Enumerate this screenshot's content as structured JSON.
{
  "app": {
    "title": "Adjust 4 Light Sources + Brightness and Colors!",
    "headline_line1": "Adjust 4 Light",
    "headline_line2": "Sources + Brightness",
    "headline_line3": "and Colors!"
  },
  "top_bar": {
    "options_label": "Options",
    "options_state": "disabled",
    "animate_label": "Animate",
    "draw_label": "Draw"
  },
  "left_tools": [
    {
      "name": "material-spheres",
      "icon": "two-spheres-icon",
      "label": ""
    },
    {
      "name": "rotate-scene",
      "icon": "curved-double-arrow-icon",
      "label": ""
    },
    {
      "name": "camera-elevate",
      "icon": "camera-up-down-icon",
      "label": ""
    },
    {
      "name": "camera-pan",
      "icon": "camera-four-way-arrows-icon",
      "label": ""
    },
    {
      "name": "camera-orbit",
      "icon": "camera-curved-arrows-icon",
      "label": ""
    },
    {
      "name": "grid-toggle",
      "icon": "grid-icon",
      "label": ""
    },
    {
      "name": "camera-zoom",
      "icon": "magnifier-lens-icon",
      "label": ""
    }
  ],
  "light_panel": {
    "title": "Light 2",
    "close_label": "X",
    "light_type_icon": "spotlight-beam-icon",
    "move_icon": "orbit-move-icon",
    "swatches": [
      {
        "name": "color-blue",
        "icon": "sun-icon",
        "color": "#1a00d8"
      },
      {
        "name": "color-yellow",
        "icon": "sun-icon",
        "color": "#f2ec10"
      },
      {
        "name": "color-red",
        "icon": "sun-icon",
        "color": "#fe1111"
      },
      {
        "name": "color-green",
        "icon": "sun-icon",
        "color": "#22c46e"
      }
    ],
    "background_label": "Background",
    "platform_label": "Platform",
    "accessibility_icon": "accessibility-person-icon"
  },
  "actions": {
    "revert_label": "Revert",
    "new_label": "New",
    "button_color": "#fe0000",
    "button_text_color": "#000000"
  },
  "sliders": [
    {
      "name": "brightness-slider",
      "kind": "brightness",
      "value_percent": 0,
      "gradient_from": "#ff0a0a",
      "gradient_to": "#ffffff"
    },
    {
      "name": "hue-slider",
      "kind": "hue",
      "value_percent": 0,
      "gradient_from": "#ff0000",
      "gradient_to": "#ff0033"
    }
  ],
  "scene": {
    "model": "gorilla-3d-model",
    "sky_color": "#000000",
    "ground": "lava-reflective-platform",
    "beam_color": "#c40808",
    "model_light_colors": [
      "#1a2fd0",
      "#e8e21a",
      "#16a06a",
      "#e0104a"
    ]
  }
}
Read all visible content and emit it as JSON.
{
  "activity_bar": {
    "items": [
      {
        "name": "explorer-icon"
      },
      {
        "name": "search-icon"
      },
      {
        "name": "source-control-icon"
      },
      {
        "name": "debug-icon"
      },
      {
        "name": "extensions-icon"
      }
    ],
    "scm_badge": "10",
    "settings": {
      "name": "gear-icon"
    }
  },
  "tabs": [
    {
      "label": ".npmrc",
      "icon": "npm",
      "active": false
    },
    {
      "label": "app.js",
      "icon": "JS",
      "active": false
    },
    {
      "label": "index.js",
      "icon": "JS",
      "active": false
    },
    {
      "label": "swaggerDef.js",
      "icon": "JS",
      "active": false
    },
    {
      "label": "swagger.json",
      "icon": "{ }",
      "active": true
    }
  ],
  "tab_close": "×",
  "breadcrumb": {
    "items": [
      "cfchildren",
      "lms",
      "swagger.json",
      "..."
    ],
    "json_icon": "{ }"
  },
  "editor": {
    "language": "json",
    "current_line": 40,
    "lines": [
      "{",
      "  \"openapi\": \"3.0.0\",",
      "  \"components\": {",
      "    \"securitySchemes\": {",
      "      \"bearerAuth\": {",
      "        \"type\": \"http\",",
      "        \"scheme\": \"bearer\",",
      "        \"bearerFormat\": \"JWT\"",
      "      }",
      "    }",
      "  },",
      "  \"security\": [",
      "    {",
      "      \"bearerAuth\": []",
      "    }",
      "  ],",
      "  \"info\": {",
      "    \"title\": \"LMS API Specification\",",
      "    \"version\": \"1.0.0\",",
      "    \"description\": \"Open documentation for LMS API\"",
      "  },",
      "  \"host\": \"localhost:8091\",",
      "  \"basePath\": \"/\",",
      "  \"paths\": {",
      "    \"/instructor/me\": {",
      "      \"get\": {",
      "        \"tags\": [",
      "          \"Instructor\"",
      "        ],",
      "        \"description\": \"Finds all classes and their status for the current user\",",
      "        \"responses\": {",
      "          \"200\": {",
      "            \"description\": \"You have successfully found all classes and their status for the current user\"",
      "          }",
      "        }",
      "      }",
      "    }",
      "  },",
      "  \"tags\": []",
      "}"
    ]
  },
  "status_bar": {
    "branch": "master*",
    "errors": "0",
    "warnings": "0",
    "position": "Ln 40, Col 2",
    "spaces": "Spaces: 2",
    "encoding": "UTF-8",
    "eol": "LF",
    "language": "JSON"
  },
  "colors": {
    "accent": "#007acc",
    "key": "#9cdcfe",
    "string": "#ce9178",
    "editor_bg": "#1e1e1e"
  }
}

##############################

- REQUEST -
Working from the material above, retype it in its entirety without change.

- RESULT FOR THIS EXERCISE -
Enumerate this screenshot's content as structured JSON.
{
  "app": {
    "title": "Adjust 4 Light Sources + Brightness and Colors!",
    "headline_line1": "Adjust 4 Light",
    "headline_line2": "Sources + Brightness",
    "headline_line3": "and Colors!"
  },
  "top_bar": {
    "options_label": "Options",
    "options_state": "disabled",
    "animate_label": "Animate",
    "draw_label": "Draw"
  },
  "left_tools": [
    {
      "name": "material-spheres",
      "icon": "two-spheres-icon",
      "label": ""
    },
    {
      "name": "rotate-scene",
      "icon": "curved-double-arrow-icon",
      "label": ""
    },
    {
      "name": "camera-elevate",
      "icon": "camera-up-down-icon",
      "label": ""
    },
    {
      "name": "camera-pan",
      "icon": "camera-four-way-arrows-icon",
      "label": ""
    },
    {
      "name": "camera-orbit",
      "icon": "camera-curved-arrows-icon",
      "label": ""
    },
    {
      "name": "grid-toggle",
      "icon": "grid-icon",
      "label": ""
    },
    {
      "name": "camera-zoom",
      "icon": "magnifier-lens-icon",
      "label": ""
    }
  ],
  "light_panel": {
    "title": "Light 2",
    "close_label": "X",
    "light_type_icon": "spotlight-beam-icon",
    "move_icon": "orbit-move-icon",
    "swatches": [
      {
        "name": "color-blue",
        "icon": "sun-icon",
        "color": "#1a00d8"
      },
      {
        "name": "color-yellow",
        "icon": "sun-icon",
        "color": "#f2ec10"
      },
      {
        "name": "color-red",
        "icon": "sun-icon",
        "color": "#fe1111"
      },
      {
        "name": "color-green",
        "icon": "sun-icon",
        "color": "#22c46e"
      }
    ],
    "background_label": "Background",
    "platform_label": "Platform",
    "accessibility_icon": "accessibility-person-icon"
  },
  "actions": {
    "revert_label": "Revert",
    "new_label": "New",
    "button_color": "#fe0000",
    "button_text_color": "#000000"
  },
  "sliders": [
    {
      "name": "brightness-slider",
      "kind": "brightness",
      "value_percent": 0,
      "gradient_from": "#ff0a0a",
      "gradient_to": "#ffffff"
    },
    {
      "name": "hue-slider",
      "kind": "hue",
      "value_percent": 0,
      "gradient_from": "#ff0000",
      "gradient_to": "#ff0033"
    }
  ],
  "scene": {
    "model": "gorilla-3d-model",
    "sky_color": "#000000",
    "ground": "lava-reflective-platform",
    "beam_color": "#c40808",
    "model_light_colors": [
      "#1a2fd0",
      "#e8e21a",
      "#16a06a",
      "#e0104a"
    ]
  }
}
Read all visible content and emit it as JSON.
{
  "activity_bar": {
    "items": [
      {
        "name": "explorer-icon"
      },
      {
        "name": "search-icon"
      },
      {
        "name": "source-control-icon"
      },
      {
        "name": "debug-icon"
      },
      {
        "name": "extensions-icon"
      }
    ],
    "scm_badge": "10",
    "settings": {
      "name": "gear-icon"
    }
  },
  "tabs": [
    {
      "label": ".npmrc",
      "icon": "npm",
      "active": false
    },
    {
      "label": "app.js",
      "icon": "JS",
      "active": false
    },
    {
      "label": "index.js",
      "icon": "JS",
      "active": false
    },
    {
      "label": "swaggerDef.js",
      "icon": "JS",
      "active": false
    },
    {
      "label": "swagger.json",
      "icon": "{ }",
      "active": true
    }
  ],
  "tab_close": "×",
  "breadcrumb": {
    "items": [
      "cfchildren",
      "lms",
      "swagger.json",
      "..."
    ],
    "json_icon": "{ }"
  },
  "editor": {
    "language": "json",
    "current_line": 40,
    "lines": [
      "{",
      "  \"openapi\": \"3.0.0\",",
      "  \"components\": {",
      "    \"securitySchemes\": {",
      "      \"bearerAuth\": {",
      "        \"type\": \"http\",",
      "        \"scheme\": \"bearer\",",
      "        \"bearerFormat\": \"JWT\"",
      "      }",
      "    }",
      "  },",
      "  \"security\": [",
      "    {",
      "      \"bearerAuth\": []",
      "    }",
      "  ],",
      "  \"info\": {",
      "    \"title\": \"LMS API Specification\",",
      "    \"version\": \"1.0.0\",",
      "    \"description\": \"Open documentation for LMS API\"",
      "  },",
      "  \"host\": \"localhost:8091\",",
      "  \"basePath\": \"/\",",
      "  \"paths\": {",
      "    \"/instructor/me\": {",
      "      \"get\": {",
      "        \"tags\": [",
      "          \"Instructor\"",
      "        ],",
      "        \"description\": \"Finds all classes and their status for the current user\",",
      "        \"responses\": {",
      "          \"200\": {",
      "            \"description\": \"You have successfully found all classes and their status for the current user\"",
      "          }",
      "        }",
      "      }",
      "    }",
      "  },",
      "  \"tags\": []",
      "}"
    ]
  },
  "status_bar": {
    "branch": "master*",
    "errors": "0",
    "warnings": "0",
    "position": "Ln 40, Col 2",
    "spaces": "Spaces: 2",
    "encoding": "UTF-8",
    "eol": "LF",
    "language": "JSON"
  },
  "colors": {
    "accent": "#007acc",
    "key": "#9cdcfe",
    "string": "#ce9178",
    "editor_bg": "#1e1e1e"
  }
}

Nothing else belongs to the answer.